▶ What to work on
Reproduce all of the data exactly.

[Data entries for graphics]
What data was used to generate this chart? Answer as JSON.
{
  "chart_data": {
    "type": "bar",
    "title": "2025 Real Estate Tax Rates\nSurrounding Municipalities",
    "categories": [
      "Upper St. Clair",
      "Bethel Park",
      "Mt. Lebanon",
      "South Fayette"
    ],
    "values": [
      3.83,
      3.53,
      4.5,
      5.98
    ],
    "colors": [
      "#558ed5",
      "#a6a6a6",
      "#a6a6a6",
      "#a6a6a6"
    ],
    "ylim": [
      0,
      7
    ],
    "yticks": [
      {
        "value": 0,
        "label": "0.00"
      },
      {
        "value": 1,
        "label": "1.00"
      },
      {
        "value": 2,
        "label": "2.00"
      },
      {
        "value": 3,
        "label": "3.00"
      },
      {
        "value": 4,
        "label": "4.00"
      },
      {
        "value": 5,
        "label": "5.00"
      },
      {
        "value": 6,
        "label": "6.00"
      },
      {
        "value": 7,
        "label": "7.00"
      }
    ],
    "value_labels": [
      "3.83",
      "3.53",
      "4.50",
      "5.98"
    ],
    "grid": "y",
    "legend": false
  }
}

▶ Output
What data was used to generate this chart? Answer as JSON.
{
  "chart_data": {
    "type": "bar",
    "title": "2025 Real Estate Tax Rates\nSurrounding Municipalities",
    "categories": [
      "Upper St. Clair",
      "Bethel Park",
      "Mt. Lebanon",
      "South Fayette"
    ],
    "values": [
      3.83,
      3.53,
      4.5,
      5.98
    ],
    "colors": [
      "#558ed5",
      "#a6a6a6",
      "#a6a6a6",
      "#a6a6a6"
    ],
    "ylim": [
      0,
      7
    ],
    "yticks": [
      {
        "value": 0,
        "label": "0.00"
      },
      {
        "value": 1,
        "label": "1.00"
      },
      {
        "value": 2,
        "label": "2.00"
      },
      {
        "value": 3,
        "label": "3.00"
      },
      {
        "value": 4,
        "label": "4.00"
      },
      {
        "value": 5,
        "label": "5.00"
      },
      {
        "value": 6,
        "label": "6.00"
      },
      {
        "value": 7,
        "label": "7.00"
      }
    ],
    "value_labels": [
      "3.83",
      "3.53",
      "4.50",
      "5.98"
    ],
    "grid": "y",
    "legend": false
  }
}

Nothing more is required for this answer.